AIM: Convert the lines in the records below, from the line containing "column-label: Without RAG" through the line containing "legend-label-abstain: Abstain xyxy=(880,101,948,122)", into a JSON list of strings with one string per line and blank lines omitted. Include no other lines.

[Element position data]
___

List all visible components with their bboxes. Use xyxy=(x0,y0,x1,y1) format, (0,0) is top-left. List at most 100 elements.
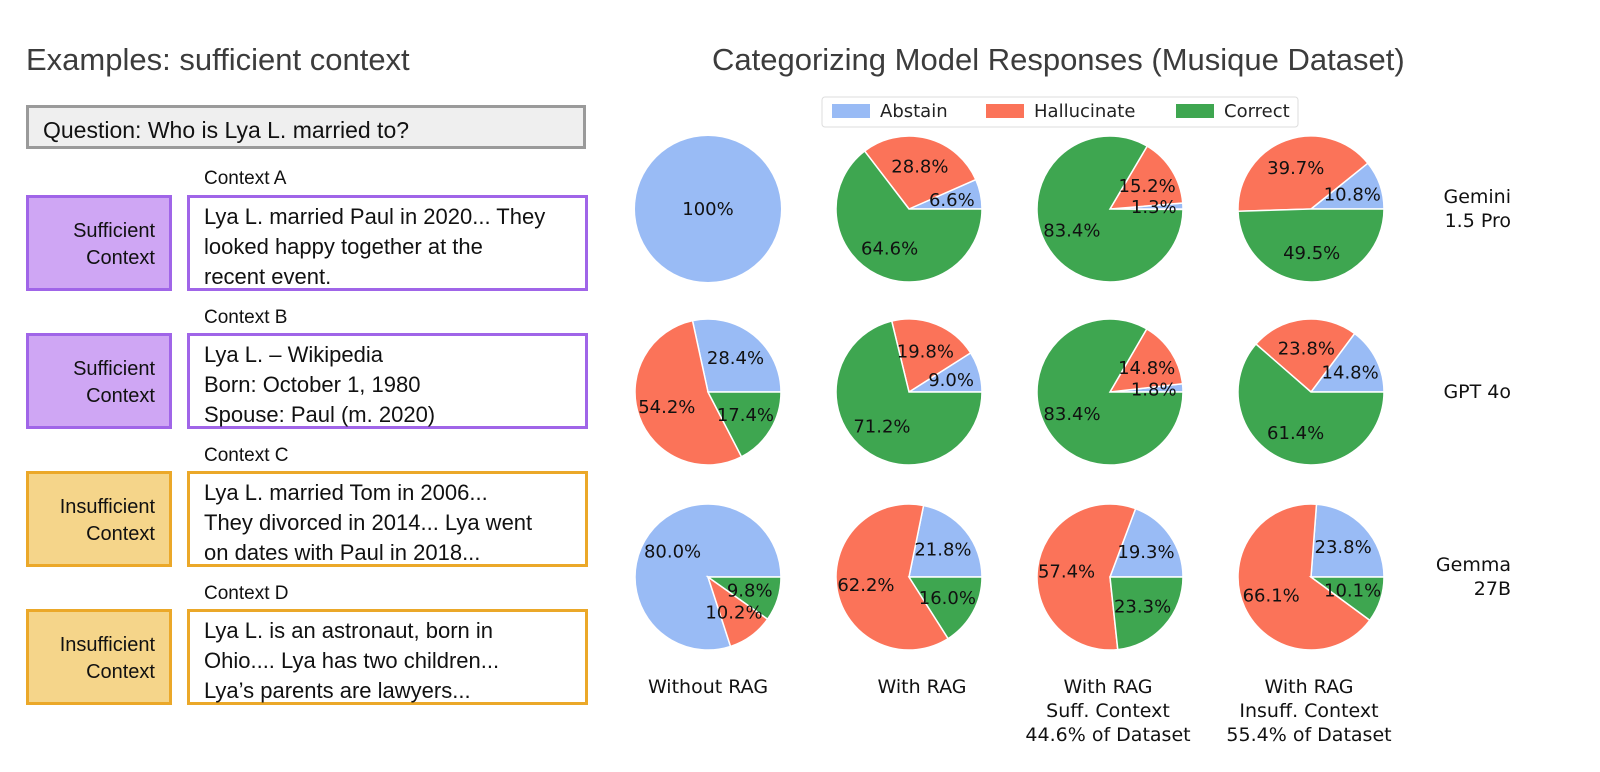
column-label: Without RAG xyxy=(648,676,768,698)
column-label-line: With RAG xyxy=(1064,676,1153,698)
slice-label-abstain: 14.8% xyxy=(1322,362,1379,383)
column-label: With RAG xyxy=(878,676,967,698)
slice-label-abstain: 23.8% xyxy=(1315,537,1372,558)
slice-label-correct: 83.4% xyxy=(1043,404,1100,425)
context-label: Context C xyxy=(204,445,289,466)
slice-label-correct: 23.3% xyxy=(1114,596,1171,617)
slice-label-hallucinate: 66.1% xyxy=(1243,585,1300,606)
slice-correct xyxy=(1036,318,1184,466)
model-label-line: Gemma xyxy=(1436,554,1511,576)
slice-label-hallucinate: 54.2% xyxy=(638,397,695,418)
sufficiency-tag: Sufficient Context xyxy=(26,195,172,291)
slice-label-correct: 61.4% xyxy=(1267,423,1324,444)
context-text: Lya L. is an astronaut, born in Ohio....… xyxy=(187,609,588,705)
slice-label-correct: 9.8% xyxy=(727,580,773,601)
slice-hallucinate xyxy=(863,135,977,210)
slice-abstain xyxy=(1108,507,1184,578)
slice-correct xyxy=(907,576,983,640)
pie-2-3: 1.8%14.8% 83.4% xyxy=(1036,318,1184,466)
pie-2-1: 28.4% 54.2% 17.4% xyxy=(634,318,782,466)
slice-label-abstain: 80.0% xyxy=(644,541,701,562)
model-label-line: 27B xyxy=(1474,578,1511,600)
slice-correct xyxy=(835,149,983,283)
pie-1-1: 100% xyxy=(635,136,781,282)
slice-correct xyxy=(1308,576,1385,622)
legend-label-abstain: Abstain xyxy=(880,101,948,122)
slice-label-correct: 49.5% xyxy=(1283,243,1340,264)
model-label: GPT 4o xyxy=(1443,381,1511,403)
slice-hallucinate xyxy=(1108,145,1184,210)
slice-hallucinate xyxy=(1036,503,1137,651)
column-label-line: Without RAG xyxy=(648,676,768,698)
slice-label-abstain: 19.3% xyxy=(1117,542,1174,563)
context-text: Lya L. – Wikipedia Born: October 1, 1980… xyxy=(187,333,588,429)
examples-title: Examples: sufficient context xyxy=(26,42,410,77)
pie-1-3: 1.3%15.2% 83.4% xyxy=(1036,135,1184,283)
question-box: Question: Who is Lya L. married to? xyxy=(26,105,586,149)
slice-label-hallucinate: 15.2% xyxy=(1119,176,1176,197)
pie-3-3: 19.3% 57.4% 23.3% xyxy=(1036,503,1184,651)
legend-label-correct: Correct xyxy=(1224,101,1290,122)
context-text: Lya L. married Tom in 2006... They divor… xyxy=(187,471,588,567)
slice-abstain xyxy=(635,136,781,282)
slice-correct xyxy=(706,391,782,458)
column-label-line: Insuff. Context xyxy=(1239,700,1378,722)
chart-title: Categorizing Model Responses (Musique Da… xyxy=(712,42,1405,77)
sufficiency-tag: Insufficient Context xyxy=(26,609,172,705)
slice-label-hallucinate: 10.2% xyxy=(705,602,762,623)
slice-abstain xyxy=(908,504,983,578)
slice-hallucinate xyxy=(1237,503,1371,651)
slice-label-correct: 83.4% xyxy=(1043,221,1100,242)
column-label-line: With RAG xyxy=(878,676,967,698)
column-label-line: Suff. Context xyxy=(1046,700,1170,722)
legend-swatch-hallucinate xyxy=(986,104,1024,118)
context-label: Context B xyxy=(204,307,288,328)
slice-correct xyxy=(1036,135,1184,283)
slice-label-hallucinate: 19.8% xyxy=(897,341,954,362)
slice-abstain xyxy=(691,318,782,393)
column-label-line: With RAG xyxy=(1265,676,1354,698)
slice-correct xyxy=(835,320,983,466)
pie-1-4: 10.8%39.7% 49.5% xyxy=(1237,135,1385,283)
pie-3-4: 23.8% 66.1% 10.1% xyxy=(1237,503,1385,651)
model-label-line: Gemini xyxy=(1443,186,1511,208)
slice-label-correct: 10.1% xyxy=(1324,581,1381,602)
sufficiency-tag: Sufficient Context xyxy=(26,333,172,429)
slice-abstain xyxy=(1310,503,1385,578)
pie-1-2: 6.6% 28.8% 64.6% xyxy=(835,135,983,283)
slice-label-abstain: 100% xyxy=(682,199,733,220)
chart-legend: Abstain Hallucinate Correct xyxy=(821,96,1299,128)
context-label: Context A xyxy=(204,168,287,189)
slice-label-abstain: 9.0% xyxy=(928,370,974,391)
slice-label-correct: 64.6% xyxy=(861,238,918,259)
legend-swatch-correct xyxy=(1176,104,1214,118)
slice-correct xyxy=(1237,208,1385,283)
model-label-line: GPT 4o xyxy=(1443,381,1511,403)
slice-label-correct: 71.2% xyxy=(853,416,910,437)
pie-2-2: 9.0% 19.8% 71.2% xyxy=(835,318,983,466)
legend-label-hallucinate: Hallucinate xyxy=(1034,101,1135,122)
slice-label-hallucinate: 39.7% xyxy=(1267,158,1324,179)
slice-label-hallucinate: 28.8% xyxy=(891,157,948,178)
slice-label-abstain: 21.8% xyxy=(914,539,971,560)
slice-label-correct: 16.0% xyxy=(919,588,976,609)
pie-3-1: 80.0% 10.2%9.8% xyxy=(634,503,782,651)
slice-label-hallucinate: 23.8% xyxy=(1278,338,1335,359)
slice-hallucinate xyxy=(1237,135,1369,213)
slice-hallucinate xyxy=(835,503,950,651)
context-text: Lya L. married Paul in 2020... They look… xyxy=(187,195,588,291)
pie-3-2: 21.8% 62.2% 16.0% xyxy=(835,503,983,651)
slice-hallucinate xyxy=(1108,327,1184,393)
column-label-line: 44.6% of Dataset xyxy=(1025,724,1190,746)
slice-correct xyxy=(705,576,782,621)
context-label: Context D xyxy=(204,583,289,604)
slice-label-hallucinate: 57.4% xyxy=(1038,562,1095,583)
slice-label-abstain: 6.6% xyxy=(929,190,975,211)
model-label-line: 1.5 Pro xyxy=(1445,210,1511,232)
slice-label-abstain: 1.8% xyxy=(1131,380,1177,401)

___

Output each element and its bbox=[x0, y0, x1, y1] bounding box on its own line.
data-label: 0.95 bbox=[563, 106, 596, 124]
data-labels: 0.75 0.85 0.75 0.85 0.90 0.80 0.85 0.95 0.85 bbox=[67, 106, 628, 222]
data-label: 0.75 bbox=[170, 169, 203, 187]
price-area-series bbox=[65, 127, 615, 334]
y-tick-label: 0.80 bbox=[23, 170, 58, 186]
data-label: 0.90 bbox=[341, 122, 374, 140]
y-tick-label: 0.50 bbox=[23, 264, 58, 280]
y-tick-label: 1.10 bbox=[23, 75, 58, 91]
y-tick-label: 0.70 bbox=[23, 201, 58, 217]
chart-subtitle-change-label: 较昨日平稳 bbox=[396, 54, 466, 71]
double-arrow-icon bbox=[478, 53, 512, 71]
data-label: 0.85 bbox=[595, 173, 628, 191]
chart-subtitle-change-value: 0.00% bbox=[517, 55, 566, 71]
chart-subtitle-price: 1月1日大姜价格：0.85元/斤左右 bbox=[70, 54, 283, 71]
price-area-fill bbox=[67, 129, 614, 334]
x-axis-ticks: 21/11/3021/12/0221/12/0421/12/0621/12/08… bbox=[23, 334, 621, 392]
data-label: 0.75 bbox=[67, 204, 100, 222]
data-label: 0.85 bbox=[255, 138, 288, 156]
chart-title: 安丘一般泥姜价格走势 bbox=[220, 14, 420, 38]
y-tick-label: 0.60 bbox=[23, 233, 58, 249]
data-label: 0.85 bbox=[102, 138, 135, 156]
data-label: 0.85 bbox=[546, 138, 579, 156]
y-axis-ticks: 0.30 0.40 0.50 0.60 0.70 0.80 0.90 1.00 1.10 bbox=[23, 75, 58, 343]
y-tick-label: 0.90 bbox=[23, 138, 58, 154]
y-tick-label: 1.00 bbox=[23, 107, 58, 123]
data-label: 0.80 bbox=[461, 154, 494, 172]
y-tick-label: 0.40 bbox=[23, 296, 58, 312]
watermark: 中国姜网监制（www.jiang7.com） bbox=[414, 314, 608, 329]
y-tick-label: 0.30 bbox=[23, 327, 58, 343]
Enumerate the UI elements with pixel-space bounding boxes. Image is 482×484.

___

EXPECTED ANSWER:
[
  "column-label: Without RAG xyxy=(648,676,768,698)",
  "column-label-line: With RAG xyxy=(1064,676,1153,698)",
  "slice-label-abstain: 14.8% xyxy=(1322,362,1379,383)",
  "column-label: With RAG xyxy=(878,676,967,698)",
  "slice-label-abstain: 23.8% xyxy=(1315,537,1372,558)",
  "slice-label-correct: 83.4% xyxy=(1043,404,1100,425)",
  "context-label: Context C xyxy=(204,445,289,466)",
  "slice-label-correct: 23.3% xyxy=(1114,596,1171,617)",
  "slice-label-hallucinate: 66.1% xyxy=(1243,585,1300,606)",
  "slice-correct xyxy=(1036,318,1184,466)",
  "model-label-line: Gemma xyxy=(1436,554,1511,576)",
  "slice-label-hallucinate: 54.2% xyxy=(638,397,695,418)",
  "sufficiency-tag: Sufficient Context xyxy=(26,195,172,291)",
  "slice-label-correct: 61.4% xyxy=(1267,423,1324,444)",
  "context-text: Lya L. is an astronaut, born in Ohio....… xyxy=(187,609,588,705)",
  "slice-label-correct: 9.8% xyxy=(727,580,773,601)",
  "slice-hallucinate xyxy=(863,135,977,210)",
  "slice-abstain xyxy=(1108,507,1184,578)",
  "slice-correct xyxy=(907,576,983,640)",
  "pie-2-3: 1.8%14.8% 83.4% xyxy=(1036,318,1184,466)",
  "pie-2-1: 28.4% 54.2% 17.4% xyxy=(634,318,782,466)",
  "slice-label-abstain: 80.0% xyxy=(644,541,701,562)",
  "model-label-line: 27B xyxy=(1474,578,1511,600)",
  "slice-correct xyxy=(835,149,983,283)",
  "pie-1-1: 100% xyxy=(635,136,781,282)",
  "slice-correct xyxy=(1308,576,1385,622)",
  "legend-label-abstain: Abstain xyxy=(880,101,948,122)"
]